Data entries
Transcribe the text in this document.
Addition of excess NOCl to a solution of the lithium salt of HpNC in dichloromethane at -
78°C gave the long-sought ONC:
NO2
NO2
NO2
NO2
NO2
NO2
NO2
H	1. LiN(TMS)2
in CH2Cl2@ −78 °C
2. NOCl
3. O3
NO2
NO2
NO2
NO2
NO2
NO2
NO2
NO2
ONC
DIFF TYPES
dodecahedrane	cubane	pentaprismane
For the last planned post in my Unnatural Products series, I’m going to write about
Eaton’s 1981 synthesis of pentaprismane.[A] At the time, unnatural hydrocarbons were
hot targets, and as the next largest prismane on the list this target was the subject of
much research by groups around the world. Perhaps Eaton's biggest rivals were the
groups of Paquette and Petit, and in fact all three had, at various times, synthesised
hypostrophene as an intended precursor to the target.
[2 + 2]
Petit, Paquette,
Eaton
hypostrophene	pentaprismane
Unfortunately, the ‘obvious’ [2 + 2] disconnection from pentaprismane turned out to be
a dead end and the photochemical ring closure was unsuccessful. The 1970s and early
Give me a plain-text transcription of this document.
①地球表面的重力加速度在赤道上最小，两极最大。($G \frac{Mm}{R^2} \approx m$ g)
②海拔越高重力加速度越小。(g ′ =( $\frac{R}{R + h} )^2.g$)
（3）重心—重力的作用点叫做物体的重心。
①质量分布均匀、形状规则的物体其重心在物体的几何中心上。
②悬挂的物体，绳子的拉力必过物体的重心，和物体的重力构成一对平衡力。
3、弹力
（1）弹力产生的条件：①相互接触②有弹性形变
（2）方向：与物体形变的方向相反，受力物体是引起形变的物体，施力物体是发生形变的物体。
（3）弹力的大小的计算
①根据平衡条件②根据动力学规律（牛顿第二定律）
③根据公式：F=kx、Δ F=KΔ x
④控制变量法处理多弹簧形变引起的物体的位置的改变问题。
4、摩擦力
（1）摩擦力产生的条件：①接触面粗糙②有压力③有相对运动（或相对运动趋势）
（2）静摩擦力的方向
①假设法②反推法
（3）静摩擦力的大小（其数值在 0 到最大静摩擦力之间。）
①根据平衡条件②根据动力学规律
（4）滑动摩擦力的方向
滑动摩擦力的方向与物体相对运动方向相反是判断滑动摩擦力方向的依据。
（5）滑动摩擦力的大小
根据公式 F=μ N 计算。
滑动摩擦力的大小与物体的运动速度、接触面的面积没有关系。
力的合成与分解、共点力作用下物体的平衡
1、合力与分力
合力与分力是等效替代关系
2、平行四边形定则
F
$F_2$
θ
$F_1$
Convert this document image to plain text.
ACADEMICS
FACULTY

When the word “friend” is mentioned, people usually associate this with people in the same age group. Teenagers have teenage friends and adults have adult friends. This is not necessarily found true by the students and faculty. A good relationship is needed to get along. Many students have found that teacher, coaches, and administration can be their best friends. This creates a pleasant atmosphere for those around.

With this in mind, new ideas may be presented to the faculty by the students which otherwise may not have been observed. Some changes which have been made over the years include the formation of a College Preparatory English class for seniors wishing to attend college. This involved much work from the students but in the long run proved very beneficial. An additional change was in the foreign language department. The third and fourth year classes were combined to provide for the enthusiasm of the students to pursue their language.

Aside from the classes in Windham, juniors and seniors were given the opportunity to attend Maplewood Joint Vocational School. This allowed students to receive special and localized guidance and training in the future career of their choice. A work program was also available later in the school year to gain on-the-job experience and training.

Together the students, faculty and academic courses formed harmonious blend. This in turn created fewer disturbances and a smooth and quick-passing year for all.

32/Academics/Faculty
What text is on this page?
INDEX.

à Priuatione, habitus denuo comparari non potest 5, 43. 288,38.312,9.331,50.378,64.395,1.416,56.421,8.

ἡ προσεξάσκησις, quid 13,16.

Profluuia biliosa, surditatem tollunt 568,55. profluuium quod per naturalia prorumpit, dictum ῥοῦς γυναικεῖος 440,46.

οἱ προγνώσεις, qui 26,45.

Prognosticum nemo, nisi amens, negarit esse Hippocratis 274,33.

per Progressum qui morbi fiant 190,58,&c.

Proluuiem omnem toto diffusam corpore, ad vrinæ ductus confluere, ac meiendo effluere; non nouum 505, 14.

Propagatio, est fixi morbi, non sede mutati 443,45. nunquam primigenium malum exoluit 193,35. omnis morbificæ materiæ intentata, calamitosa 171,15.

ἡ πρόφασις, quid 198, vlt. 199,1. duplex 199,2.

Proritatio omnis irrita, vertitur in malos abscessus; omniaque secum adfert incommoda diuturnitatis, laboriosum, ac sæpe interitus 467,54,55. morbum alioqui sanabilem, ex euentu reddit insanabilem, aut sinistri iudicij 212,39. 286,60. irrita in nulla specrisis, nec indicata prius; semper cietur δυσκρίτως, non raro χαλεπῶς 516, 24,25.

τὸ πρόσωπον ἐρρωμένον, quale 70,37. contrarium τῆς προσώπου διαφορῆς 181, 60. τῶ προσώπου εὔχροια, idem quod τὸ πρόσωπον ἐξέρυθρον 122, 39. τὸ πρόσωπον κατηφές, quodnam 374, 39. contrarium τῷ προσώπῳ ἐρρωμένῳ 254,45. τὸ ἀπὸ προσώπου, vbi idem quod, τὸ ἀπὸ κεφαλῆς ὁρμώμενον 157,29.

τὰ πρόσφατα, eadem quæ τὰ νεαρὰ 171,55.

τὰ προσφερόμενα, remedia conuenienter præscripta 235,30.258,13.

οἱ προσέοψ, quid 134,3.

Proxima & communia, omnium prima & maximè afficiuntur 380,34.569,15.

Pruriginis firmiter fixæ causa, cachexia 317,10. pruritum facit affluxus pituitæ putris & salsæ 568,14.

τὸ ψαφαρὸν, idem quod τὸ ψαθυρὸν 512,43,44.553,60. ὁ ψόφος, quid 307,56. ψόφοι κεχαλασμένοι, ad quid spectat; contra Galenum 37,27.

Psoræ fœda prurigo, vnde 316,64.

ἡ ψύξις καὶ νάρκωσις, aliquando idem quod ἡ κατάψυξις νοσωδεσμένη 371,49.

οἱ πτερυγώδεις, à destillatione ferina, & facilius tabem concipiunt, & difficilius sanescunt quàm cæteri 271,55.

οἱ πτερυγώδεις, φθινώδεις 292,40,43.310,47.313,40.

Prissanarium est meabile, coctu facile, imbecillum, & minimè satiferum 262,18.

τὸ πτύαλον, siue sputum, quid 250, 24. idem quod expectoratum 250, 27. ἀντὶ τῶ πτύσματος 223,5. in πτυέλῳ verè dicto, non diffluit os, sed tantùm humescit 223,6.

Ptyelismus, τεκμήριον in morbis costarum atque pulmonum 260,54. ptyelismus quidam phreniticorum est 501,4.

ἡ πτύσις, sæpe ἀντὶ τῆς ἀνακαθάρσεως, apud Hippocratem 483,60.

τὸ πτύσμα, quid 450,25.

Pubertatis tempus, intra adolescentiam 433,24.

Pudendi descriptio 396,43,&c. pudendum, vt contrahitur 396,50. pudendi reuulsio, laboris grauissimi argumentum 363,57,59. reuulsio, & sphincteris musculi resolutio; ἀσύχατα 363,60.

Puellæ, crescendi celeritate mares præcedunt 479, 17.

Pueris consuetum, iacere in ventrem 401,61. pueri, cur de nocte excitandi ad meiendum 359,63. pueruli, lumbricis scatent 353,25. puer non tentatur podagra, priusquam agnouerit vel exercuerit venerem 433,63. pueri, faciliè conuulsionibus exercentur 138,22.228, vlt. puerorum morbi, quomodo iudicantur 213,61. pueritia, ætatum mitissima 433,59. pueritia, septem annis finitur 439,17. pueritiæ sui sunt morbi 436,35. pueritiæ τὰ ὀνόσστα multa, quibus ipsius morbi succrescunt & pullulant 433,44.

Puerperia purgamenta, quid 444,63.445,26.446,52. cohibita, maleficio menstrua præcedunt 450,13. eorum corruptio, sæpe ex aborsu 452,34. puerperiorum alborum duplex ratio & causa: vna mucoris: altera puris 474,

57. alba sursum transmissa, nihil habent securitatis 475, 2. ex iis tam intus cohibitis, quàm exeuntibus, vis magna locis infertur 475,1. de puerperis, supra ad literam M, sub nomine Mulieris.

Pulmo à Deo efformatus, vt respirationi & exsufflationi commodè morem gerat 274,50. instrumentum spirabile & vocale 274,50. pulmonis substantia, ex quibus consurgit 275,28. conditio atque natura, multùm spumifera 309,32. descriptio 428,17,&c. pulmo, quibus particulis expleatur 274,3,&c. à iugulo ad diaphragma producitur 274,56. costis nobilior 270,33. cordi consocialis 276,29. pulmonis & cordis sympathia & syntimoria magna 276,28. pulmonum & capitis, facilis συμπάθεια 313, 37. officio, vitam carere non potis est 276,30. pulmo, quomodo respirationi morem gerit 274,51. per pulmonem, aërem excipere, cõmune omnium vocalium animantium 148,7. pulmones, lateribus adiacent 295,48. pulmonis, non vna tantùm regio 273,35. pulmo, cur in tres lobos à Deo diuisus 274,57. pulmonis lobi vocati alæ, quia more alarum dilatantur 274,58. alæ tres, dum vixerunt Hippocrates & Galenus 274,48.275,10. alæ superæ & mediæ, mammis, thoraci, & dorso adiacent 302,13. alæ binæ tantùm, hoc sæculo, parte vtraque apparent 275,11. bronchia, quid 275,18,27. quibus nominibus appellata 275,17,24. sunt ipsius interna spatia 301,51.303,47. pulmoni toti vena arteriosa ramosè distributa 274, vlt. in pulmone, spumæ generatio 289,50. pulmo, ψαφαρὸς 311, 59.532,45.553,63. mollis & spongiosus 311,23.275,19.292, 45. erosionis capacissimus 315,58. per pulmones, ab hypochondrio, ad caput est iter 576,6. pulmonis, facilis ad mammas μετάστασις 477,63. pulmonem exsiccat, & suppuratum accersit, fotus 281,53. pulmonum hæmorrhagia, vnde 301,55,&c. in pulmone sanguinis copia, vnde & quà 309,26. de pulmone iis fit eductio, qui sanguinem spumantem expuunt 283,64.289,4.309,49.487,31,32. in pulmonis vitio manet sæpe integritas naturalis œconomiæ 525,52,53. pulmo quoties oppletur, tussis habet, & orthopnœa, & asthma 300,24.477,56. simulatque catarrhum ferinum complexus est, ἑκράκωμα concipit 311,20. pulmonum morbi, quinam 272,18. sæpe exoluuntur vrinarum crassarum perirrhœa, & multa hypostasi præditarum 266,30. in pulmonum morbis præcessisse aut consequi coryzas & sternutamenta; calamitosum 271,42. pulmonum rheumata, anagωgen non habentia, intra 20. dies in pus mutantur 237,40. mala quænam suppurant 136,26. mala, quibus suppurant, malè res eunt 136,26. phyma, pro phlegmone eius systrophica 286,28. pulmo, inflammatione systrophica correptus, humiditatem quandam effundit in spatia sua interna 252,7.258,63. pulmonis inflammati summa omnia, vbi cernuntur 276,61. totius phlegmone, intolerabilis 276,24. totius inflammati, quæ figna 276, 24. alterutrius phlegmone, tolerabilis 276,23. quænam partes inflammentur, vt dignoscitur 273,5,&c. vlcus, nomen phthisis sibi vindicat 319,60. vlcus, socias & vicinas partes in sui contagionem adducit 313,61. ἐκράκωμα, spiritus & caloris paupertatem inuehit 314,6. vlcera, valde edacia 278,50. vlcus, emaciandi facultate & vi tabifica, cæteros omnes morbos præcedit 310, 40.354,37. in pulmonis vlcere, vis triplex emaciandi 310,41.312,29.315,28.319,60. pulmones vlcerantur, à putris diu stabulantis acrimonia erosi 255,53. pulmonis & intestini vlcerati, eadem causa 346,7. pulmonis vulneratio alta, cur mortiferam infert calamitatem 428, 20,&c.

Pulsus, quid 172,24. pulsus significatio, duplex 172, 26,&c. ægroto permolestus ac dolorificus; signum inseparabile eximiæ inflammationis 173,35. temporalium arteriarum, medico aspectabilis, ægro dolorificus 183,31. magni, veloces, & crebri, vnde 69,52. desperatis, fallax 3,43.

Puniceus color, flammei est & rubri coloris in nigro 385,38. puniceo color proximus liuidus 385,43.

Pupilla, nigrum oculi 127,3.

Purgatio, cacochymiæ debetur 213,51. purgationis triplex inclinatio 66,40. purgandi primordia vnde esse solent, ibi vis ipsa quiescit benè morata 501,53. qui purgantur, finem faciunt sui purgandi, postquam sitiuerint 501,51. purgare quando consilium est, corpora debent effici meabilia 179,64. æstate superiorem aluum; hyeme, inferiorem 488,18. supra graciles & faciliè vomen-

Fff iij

Aim of the task
Look through the material above. Copy each line where the word "hypostrophene" appears.

The result
hypostrophene as an intended precursor to the target.
hypostrophene	pentaprismane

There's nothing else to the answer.